WHAT YOU WILL DO |
Look through the data below. Show each line where the string "JSON" occurs.
○ ○ ○ ○
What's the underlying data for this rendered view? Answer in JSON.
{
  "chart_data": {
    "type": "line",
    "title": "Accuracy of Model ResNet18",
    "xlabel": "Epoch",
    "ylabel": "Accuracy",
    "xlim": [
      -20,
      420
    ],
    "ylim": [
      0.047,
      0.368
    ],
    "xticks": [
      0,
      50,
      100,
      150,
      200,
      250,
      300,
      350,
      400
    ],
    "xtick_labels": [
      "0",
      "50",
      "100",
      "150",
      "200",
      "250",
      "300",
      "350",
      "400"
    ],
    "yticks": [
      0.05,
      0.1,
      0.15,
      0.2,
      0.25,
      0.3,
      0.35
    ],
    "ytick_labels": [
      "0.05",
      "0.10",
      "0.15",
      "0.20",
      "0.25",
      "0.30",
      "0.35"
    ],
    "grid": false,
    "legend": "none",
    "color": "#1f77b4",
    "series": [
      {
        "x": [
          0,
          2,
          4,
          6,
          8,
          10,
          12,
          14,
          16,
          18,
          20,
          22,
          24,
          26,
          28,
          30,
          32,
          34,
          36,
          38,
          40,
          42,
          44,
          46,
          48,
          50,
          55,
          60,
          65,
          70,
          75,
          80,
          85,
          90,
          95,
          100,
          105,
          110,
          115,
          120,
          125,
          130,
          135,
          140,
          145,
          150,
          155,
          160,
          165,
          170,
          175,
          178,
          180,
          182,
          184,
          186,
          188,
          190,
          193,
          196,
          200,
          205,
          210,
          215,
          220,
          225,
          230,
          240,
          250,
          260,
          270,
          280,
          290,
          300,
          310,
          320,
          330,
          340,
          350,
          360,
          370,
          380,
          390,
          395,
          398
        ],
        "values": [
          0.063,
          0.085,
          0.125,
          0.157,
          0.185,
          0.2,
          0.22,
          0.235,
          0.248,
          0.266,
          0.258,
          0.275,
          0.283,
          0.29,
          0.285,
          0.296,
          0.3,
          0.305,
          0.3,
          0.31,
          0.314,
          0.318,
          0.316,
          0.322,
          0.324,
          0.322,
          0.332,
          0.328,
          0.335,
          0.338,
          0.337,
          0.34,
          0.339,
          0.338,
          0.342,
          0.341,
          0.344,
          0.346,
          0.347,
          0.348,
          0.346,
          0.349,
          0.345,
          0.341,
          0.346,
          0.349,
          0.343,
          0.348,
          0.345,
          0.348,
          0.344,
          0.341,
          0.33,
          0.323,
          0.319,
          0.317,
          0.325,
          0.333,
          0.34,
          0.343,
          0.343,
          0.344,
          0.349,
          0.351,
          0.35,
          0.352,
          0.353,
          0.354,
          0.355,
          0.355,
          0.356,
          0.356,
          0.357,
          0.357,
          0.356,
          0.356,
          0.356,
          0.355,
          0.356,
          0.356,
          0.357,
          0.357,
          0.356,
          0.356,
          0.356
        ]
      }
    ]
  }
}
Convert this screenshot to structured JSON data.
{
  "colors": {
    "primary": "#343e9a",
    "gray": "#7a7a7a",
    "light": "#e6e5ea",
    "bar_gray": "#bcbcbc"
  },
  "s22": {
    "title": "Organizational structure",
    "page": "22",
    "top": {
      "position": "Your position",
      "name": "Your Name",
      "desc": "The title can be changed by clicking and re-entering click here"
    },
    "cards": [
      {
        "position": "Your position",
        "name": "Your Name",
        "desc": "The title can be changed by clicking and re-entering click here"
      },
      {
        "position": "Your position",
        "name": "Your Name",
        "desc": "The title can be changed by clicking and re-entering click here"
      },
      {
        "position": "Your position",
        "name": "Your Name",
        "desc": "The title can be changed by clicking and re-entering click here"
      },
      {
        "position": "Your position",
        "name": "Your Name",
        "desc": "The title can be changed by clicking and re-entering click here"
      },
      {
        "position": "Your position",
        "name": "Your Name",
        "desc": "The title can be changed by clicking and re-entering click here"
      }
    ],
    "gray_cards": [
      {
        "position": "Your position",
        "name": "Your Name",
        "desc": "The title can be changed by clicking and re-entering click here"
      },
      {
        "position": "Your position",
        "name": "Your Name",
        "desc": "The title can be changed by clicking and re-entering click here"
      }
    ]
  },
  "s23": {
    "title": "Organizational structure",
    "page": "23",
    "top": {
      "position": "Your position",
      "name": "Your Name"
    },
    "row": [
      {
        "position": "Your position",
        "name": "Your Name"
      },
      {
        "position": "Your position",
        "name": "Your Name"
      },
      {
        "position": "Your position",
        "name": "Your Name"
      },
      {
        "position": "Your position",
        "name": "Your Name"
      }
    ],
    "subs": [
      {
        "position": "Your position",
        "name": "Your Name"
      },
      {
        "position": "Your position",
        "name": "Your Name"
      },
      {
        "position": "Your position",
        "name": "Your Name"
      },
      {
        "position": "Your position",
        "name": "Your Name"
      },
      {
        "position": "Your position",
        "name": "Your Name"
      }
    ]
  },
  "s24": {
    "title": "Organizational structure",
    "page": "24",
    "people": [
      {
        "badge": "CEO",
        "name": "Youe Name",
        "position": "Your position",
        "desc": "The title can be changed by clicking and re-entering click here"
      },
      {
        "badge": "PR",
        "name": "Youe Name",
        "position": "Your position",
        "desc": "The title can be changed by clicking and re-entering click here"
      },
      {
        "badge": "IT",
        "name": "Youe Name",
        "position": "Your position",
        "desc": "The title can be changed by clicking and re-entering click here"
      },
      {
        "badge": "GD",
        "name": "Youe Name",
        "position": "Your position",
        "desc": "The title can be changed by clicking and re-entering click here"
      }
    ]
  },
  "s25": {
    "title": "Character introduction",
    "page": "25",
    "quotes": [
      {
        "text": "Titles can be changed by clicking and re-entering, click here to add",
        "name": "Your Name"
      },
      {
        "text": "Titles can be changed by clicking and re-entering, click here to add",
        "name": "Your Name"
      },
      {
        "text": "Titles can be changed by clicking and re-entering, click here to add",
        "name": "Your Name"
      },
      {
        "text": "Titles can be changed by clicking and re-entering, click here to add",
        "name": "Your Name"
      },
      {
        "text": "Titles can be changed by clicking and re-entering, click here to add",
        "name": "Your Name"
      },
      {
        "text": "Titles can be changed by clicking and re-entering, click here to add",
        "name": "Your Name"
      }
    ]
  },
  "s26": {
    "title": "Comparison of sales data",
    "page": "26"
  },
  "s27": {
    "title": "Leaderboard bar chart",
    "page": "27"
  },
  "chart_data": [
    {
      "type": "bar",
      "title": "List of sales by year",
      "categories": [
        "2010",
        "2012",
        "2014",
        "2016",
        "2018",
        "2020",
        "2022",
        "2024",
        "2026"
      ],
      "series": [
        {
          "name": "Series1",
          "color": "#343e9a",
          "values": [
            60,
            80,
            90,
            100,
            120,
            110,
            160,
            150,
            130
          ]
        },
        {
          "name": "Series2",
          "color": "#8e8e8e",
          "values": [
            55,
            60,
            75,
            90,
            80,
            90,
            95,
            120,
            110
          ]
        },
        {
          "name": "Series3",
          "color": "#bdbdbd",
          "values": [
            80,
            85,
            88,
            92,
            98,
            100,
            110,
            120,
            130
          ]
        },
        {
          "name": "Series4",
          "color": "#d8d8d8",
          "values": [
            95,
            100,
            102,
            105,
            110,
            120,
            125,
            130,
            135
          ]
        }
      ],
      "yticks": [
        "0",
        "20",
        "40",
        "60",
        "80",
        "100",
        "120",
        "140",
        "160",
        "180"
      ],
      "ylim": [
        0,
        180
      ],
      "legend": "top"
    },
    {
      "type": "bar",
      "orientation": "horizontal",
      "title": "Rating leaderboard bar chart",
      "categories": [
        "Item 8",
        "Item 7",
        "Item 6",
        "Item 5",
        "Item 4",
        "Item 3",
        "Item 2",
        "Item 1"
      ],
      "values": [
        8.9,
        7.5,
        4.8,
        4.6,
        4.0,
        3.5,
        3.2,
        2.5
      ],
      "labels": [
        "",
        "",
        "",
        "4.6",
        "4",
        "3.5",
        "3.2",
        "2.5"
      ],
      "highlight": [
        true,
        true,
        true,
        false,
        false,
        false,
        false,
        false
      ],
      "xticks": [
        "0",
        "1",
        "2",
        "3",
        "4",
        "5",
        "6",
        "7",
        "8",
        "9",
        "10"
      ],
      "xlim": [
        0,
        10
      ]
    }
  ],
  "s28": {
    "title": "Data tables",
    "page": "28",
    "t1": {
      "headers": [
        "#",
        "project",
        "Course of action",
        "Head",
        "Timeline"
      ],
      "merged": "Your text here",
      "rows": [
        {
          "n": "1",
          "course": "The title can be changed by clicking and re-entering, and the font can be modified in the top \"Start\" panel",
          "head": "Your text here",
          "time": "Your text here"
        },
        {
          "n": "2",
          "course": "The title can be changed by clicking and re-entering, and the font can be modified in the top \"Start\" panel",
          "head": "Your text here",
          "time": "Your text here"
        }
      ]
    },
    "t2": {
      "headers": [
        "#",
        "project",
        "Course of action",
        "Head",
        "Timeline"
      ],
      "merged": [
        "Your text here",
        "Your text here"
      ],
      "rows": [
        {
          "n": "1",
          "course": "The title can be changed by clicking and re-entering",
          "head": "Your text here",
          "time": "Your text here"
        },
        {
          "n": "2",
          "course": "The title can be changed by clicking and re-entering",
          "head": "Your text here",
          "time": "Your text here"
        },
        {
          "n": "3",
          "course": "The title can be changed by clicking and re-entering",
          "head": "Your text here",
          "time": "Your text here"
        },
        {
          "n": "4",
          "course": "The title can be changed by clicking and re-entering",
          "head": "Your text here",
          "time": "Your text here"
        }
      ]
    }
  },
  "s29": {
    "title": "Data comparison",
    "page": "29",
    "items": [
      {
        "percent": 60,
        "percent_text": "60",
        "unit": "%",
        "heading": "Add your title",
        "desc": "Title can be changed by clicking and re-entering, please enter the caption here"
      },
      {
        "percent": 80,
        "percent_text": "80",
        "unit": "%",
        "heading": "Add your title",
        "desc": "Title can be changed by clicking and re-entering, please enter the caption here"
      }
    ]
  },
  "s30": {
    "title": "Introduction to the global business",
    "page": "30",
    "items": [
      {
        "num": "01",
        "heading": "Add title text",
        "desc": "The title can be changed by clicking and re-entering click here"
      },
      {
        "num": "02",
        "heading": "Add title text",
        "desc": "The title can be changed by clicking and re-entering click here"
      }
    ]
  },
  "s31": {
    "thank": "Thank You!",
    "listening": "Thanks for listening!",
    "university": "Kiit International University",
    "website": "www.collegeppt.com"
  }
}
○ ○ ○ ○
OUTPUT BELOW |
What's the underlying data for this rendered view? Answer in JSON.
Convert this screenshot to structured JSON data.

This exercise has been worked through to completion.